## begin

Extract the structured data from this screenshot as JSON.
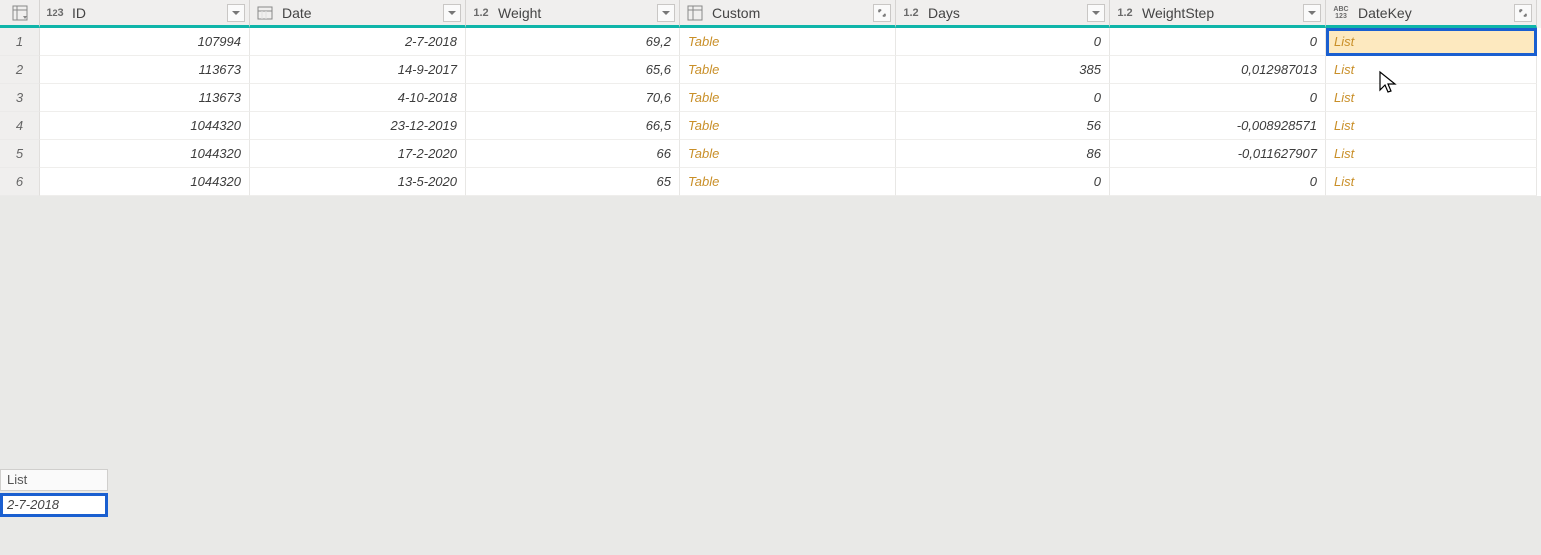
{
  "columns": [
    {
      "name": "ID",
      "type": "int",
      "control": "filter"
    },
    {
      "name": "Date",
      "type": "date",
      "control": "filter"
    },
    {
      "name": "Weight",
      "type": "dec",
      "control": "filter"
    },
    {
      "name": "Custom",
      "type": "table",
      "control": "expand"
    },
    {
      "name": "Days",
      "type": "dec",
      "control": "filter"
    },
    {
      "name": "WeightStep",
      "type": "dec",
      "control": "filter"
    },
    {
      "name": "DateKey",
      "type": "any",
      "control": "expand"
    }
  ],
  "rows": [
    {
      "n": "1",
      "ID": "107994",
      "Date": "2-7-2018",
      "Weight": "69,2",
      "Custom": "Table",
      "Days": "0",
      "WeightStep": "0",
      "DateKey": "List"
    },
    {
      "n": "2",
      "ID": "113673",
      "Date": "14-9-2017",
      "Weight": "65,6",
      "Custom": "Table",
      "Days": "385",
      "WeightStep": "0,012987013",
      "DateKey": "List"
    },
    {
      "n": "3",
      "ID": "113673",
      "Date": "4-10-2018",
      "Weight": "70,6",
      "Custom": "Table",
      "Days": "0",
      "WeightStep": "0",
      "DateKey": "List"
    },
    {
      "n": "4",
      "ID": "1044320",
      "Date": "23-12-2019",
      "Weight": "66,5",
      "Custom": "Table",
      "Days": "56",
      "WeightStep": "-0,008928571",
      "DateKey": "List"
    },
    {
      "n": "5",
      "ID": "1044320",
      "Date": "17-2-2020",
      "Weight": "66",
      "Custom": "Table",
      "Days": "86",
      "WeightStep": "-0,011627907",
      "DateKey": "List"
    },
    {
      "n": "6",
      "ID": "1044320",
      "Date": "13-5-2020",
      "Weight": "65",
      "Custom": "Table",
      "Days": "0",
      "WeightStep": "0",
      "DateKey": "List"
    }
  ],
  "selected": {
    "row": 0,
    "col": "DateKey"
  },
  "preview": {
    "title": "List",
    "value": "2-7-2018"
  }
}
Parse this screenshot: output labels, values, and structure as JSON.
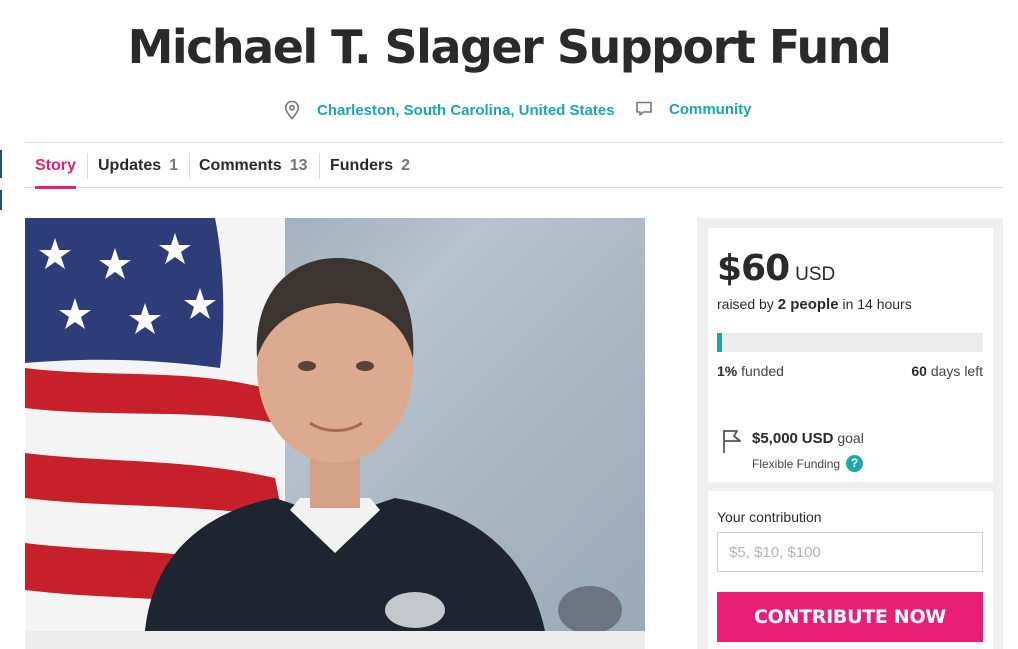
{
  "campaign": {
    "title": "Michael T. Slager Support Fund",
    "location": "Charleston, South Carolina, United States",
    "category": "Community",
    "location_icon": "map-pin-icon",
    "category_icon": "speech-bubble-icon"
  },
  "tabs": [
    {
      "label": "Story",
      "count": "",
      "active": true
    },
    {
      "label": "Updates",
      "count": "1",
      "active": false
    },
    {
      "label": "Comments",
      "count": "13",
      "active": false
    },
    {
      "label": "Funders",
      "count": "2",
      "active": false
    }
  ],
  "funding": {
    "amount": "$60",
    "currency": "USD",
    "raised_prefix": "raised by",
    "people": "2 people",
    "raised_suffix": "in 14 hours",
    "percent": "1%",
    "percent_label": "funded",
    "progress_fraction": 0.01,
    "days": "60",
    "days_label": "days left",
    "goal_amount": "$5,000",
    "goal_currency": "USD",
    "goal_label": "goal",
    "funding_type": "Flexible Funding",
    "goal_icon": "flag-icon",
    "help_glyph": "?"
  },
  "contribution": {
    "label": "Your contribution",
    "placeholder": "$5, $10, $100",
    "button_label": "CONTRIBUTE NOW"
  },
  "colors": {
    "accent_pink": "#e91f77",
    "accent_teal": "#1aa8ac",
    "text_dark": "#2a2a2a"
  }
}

## end

[Your goal]
Return the listing above in full and without alteration, excluding its pictures.

[Answer to this task]
Extract the structured data from this screenshot as JSON.
{
  "columns": [
    {
      "name": "ID",
      "type": "int",
      "control": "filter"
    },
    {
      "name": "Date",
      "type": "date",
      "control": "filter"
    },
    {
      "name": "Weight",
      "type": "dec",
      "control": "filter"
    },
    {
      "name": "Custom",
      "type": "table",
      "control": "expand"
    },
    {
      "name": "Days",
      "type": "dec",
      "control": "filter"
    },
    {
      "name": "WeightStep",
      "type": "dec",
      "control": "filter"
    },
    {
      "name": "DateKey",
      "type": "any",
      "control": "expand"
    }
  ],
  "rows": [
    {
      "n": "1",
      "ID": "107994",
      "Date": "2-7-2018",
      "Weight": "69,2",
      "Custom": "Table",
      "Days": "0",
      "WeightStep": "0",
      "DateKey": "List"
    },
    {
      "n": "2",
      "ID": "113673",
      "Date": "14-9-2017",
      "Weight": "65,6",
      "Custom": "Table",
      "Days": "385",
      "WeightStep": "0,012987013",
      "DateKey": "List"
    },
    {
      "n": "3",
      "ID": "113673",
      "Date": "4-10-2018",
      "Weight": "70,6",
      "Custom": "Table",
      "Days": "0",
      "WeightStep": "0",
      "DateKey": "List"
    },
    {
      "n": "4",
      "ID": "1044320",
      "Date": "23-12-2019",
      "Weight": "66,5",
      "Custom": "Table",
      "Days": "56",
      "WeightStep": "-0,008928571",
      "DateKey": "List"
    },
    {
      "n": "5",
      "ID": "1044320",
      "Date": "17-2-2020",
      "Weight": "66",
      "Custom": "Table",
      "Days": "86",
      "WeightStep": "-0,011627907",
      "DateKey": "List"
    },
    {
      "n": "6",
      "ID": "1044320",
      "Date": "13-5-2020",
      "Weight": "65",
      "Custom": "Table",
      "Days": "0",
      "WeightStep": "0",
      "DateKey": "List"
    }
  ],
  "selected": {
    "row": 0,
    "col": "DateKey"
  },
  "preview": {
    "title": "List",
    "value": "2-7-2018"
  }
}
Parse this screenshot: output labels, values, and structure as JSON.
{
  "campaign": {
    "title": "Michael T. Slager Support Fund",
    "location": "Charleston, South Carolina, United States",
    "category": "Community",
    "location_icon": "map-pin-icon",
    "category_icon": "speech-bubble-icon"
  },
  "tabs": [
    {
      "label": "Story",
      "count": "",
      "active": true
    },
    {
      "label": "Updates",
      "count": "1",
      "active": false
    },
    {
      "label": "Comments",
      "count": "13",
      "active": false
    },
    {
      "label": "Funders",
      "count": "2",
      "active": false
    }
  ],
  "funding": {
    "amount": "$60",
    "currency": "USD",
    "raised_prefix": "raised by",
    "people": "2 people",
    "raised_suffix": "in 14 hours",
    "percent": "1%",
    "percent_label": "funded",
    "progress_fraction": 0.01,
    "days": "60",
    "days_label": "days left",
    "goal_amount": "$5,000",
    "goal_currency": "USD",
    "goal_label": "goal",
    "funding_type": "Flexible Funding",
    "goal_icon": "flag-icon",
    "help_glyph": "?"
  },
  "contribution": {
    "label": "Your contribution",
    "placeholder": "$5, $10, $100",
    "button_label": "CONTRIBUTE NOW"
  },
  "colors": {
    "accent_pink": "#e91f77",
    "accent_teal": "#1aa8ac",
    "text_dark": "#2a2a2a"
  }
}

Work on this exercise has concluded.